--- start ---

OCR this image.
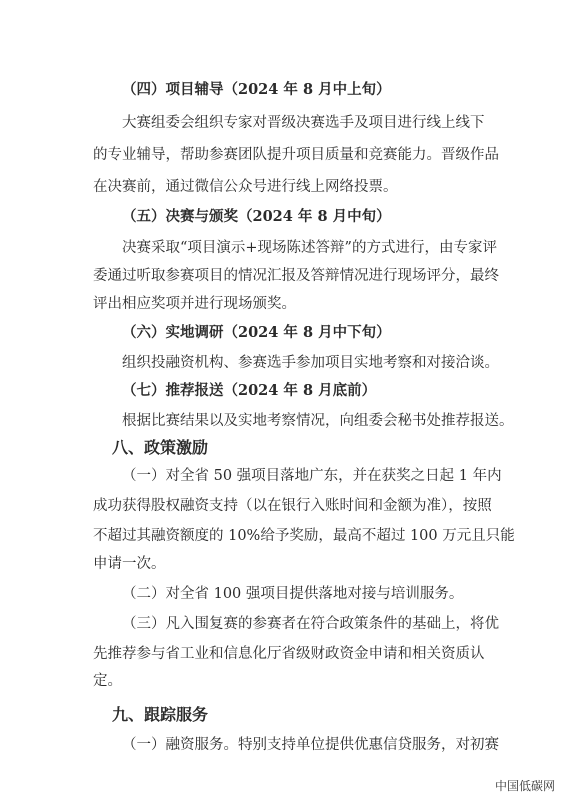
（四）项目辅导（2024 年 8 月中上旬）
大赛组委会组织专家对晋级决赛选手及项目进行线上线下
的专业辅导，帮助参赛团队提升项目质量和竞赛能力。晋级作品
在决赛前，通过微信公众号进行线上网络投票。
（五）决赛与颁奖（2024 年 8 月中旬）
决赛采取“项目演示+现场陈述答辩”的方式进行，由专家评
委通过听取参赛项目的情况汇报及答辩情况进行现场评分，最终
评出相应奖项并进行现场颁奖。
（六）实地调研（2024 年 8 月中下旬）
组织投融资机构、参赛选手参加项目实地考察和对接洽谈。
（七）推荐报送（2024 年 8 月底前）
根据比赛结果以及实地考察情况，向组委会秘书处推荐报送。
八、政策激励
（一）对全省 50 强项目落地广东，并在获奖之日起 1 年内
成功获得股权融资支持（以在银行入账时间和金额为准），按照
不超过其融资额度的 10%给予奖励，最高不超过 100 万元且只能
申请一次。
（二）对全省 100 强项目提供落地对接与培训服务。
（三）凡入围复赛的参赛者在符合政策条件的基础上，将优
先推荐参与省工业和信息化厅省级财政资金申请和相关资质认
定。
九、跟踪服务
（一）融资服务。特别支持单位提供优惠信贷服务，对初赛
中国低碳网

--- end ---

Directions: Every record above should be transcribed exactly; the pictures stay out of the copy.

Reply to the exercise:
OCR this image.
（四）项目辅导（2024 年 8 月中上旬）
大赛组委会组织专家对晋级决赛选手及项目进行线上线下
的专业辅导，帮助参赛团队提升项目质量和竞赛能力。晋级作品
在决赛前，通过微信公众号进行线上网络投票。
（五）决赛与颁奖（2024 年 8 月中旬）
决赛采取“项目演示+现场陈述答辩”的方式进行，由专家评
委通过听取参赛项目的情况汇报及答辩情况进行现场评分，最终
评出相应奖项并进行现场颁奖。
（六）实地调研（2024 年 8 月中下旬）
组织投融资机构、参赛选手参加项目实地考察和对接洽谈。
（七）推荐报送（2024 年 8 月底前）
根据比赛结果以及实地考察情况，向组委会秘书处推荐报送。
八、政策激励
（一）对全省 50 强项目落地广东，并在获奖之日起 1 年内
成功获得股权融资支持（以在银行入账时间和金额为准），按照
不超过其融资额度的 10%给予奖励，最高不超过 100 万元且只能
申请一次。
（二）对全省 100 强项目提供落地对接与培训服务。
（三）凡入围复赛的参赛者在符合政策条件的基础上，将优
先推荐参与省工业和信息化厅省级财政资金申请和相关资质认
定。
九、跟踪服务
（一）融资服务。特别支持单位提供优惠信贷服务，对初赛
中国低碳网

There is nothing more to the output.